> _Task to carry out_
The full listing, returned exactly and free of pictures, is the expected answer.

> _Supplied entries_
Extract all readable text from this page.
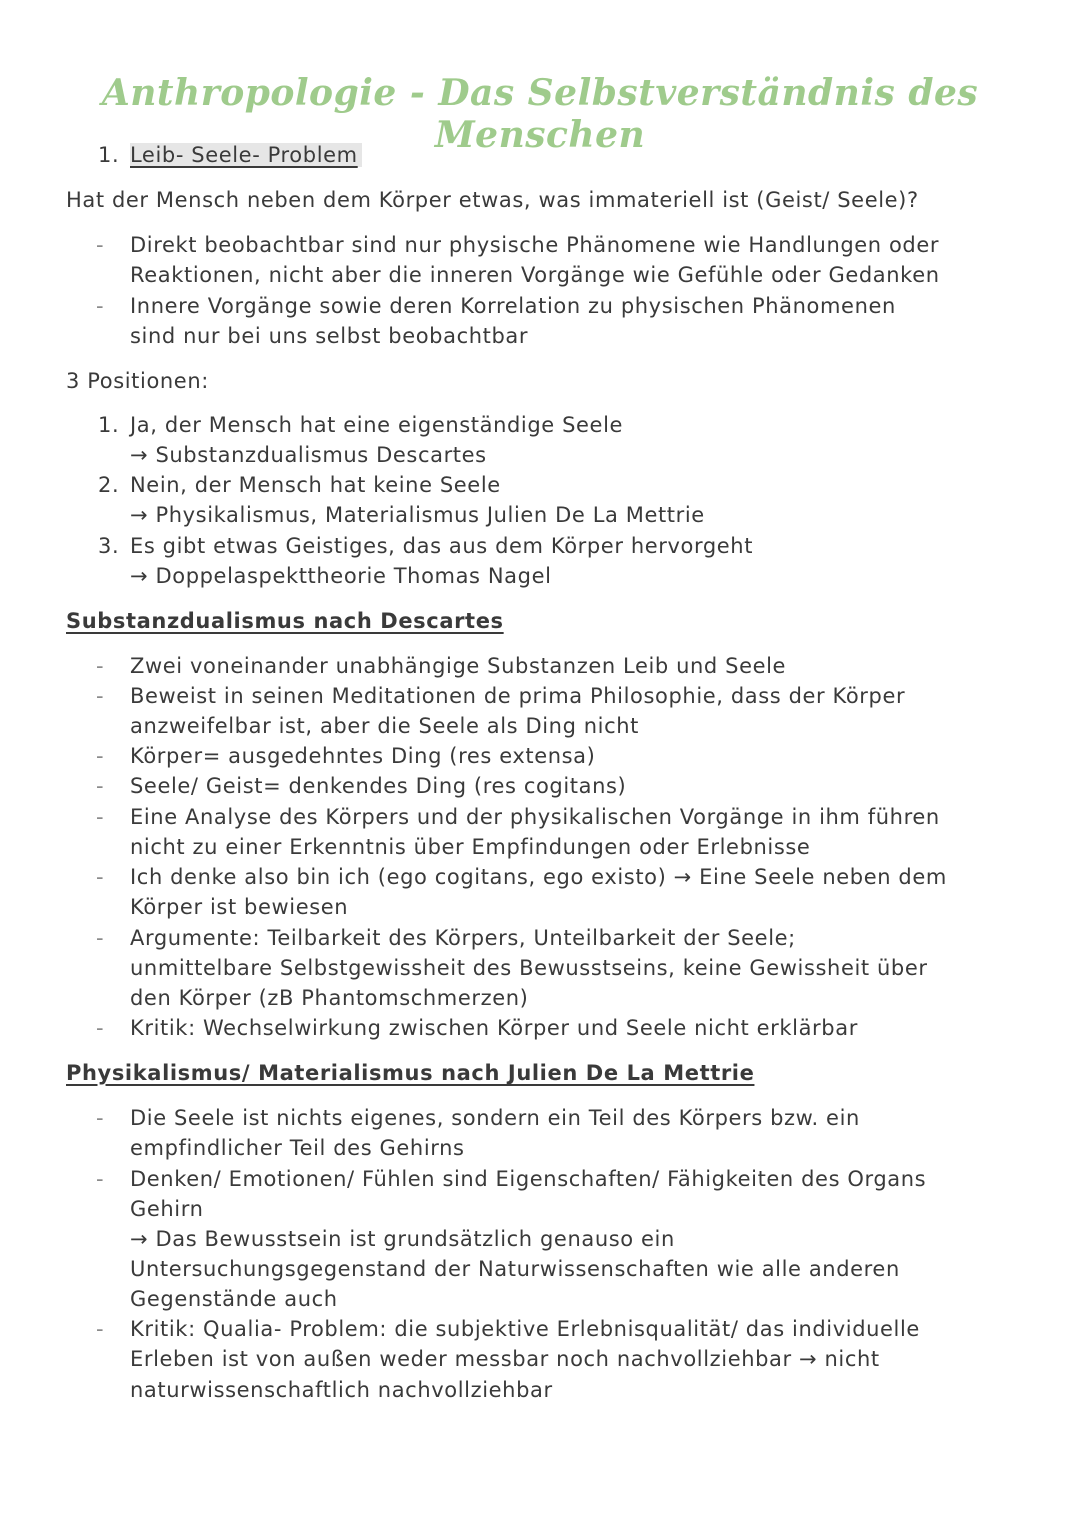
Anthropologie - Das Selbstverständnis des Menschen
1. Leib- Seele- Problem
Hat der Mensch neben dem Körper etwas, was immateriell ist (Geist/ Seele)?
- Direkt beobachtbar sind nur physische Phänomene wie Handlungen oder
Reaktionen, nicht aber die inneren Vorgänge wie Gefühle oder Gedanken
- Innere Vorgänge sowie deren Korrelation zu physischen Phänomenen
sind nur bei uns selbst beobachtbar
3 Positionen:
1. Ja, der Mensch hat eine eigenständige Seele
→ Substanzdualismus Descartes
2. Nein, der Mensch hat keine Seele
→ Physikalismus, Materialismus Julien De La Mettrie
3. Es gibt etwas Geistiges, das aus dem Körper hervorgeht
→ Doppelaspekttheorie Thomas Nagel
Substanzdualismus nach Descartes
- Zwei voneinander unabhängige Substanzen Leib und Seele
- Beweist in seinen Meditationen de prima Philosophie, dass der Körper
anzweifelbar ist, aber die Seele als Ding nicht
- Körper= ausgedehntes Ding (res extensa)
- Seele/ Geist= denkendes Ding (res cogitans)
- Eine Analyse des Körpers und der physikalischen Vorgänge in ihm führen
nicht zu einer Erkenntnis über Empfindungen oder Erlebnisse
- Ich denke also bin ich (ego cogitans, ego existo) → Eine Seele neben dem
Körper ist bewiesen
- Argumente: Teilbarkeit des Körpers, Unteilbarkeit der Seele;
unmittelbare Selbstgewissheit des Bewusstseins, keine Gewissheit über
den Körper (zB Phantomschmerzen)
- Kritik: Wechselwirkung zwischen Körper und Seele nicht erklärbar
Physikalismus/ Materialismus nach Julien De La Mettrie
- Die Seele ist nichts eigenes, sondern ein Teil des Körpers bzw. ein
empfindlicher Teil des Gehirns
- Denken/ Emotionen/ Fühlen sind Eigenschaften/ Fähigkeiten des Organs
Gehirn
→ Das Bewusstsein ist grundsätzlich genauso ein
Untersuchungsgegenstand der Naturwissenschaften wie alle anderen
Gegenstände auch
- Kritik: Qualia- Problem: die subjektive Erlebnisqualität/ das individuelle
Erleben ist von außen weder messbar noch nachvollziehbar → nicht
naturwissenschaftlich nachvollziehbar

> _Task solution_
Extract all readable text from this page.
Anthropologie - Das Selbstverständnis des Menschen
1. Leib- Seele- Problem
Hat der Mensch neben dem Körper etwas, was immateriell ist (Geist/ Seele)?
- Direkt beobachtbar sind nur physische Phänomene wie Handlungen oder
Reaktionen, nicht aber die inneren Vorgänge wie Gefühle oder Gedanken
- Innere Vorgänge sowie deren Korrelation zu physischen Phänomenen
sind nur bei uns selbst beobachtbar
3 Positionen:
1. Ja, der Mensch hat eine eigenständige Seele
→ Substanzdualismus Descartes
2. Nein, der Mensch hat keine Seele
→ Physikalismus, Materialismus Julien De La Mettrie
3. Es gibt etwas Geistiges, das aus dem Körper hervorgeht
→ Doppelaspekttheorie Thomas Nagel
Substanzdualismus nach Descartes
- Zwei voneinander unabhängige Substanzen Leib und Seele
- Beweist in seinen Meditationen de prima Philosophie, dass der Körper
anzweifelbar ist, aber die Seele als Ding nicht
- Körper= ausgedehntes Ding (res extensa)
- Seele/ Geist= denkendes Ding (res cogitans)
- Eine Analyse des Körpers und der physikalischen Vorgänge in ihm führen
nicht zu einer Erkenntnis über Empfindungen oder Erlebnisse
- Ich denke also bin ich (ego cogitans, ego existo) → Eine Seele neben dem
Körper ist bewiesen
- Argumente: Teilbarkeit des Körpers, Unteilbarkeit der Seele;
unmittelbare Selbstgewissheit des Bewusstseins, keine Gewissheit über
den Körper (zB Phantomschmerzen)
- Kritik: Wechselwirkung zwischen Körper und Seele nicht erklärbar
Physikalismus/ Materialismus nach Julien De La Mettrie
- Die Seele ist nichts eigenes, sondern ein Teil des Körpers bzw. ein
empfindlicher Teil des Gehirns
- Denken/ Emotionen/ Fühlen sind Eigenschaften/ Fähigkeiten des Organs
Gehirn
→ Das Bewusstsein ist grundsätzlich genauso ein
Untersuchungsgegenstand der Naturwissenschaften wie alle anderen
Gegenstände auch
- Kritik: Qualia- Problem: die subjektive Erlebnisqualität/ das individuelle
Erleben ist von außen weder messbar noch nachvollziehbar → nicht
naturwissenschaftlich nachvollziehbar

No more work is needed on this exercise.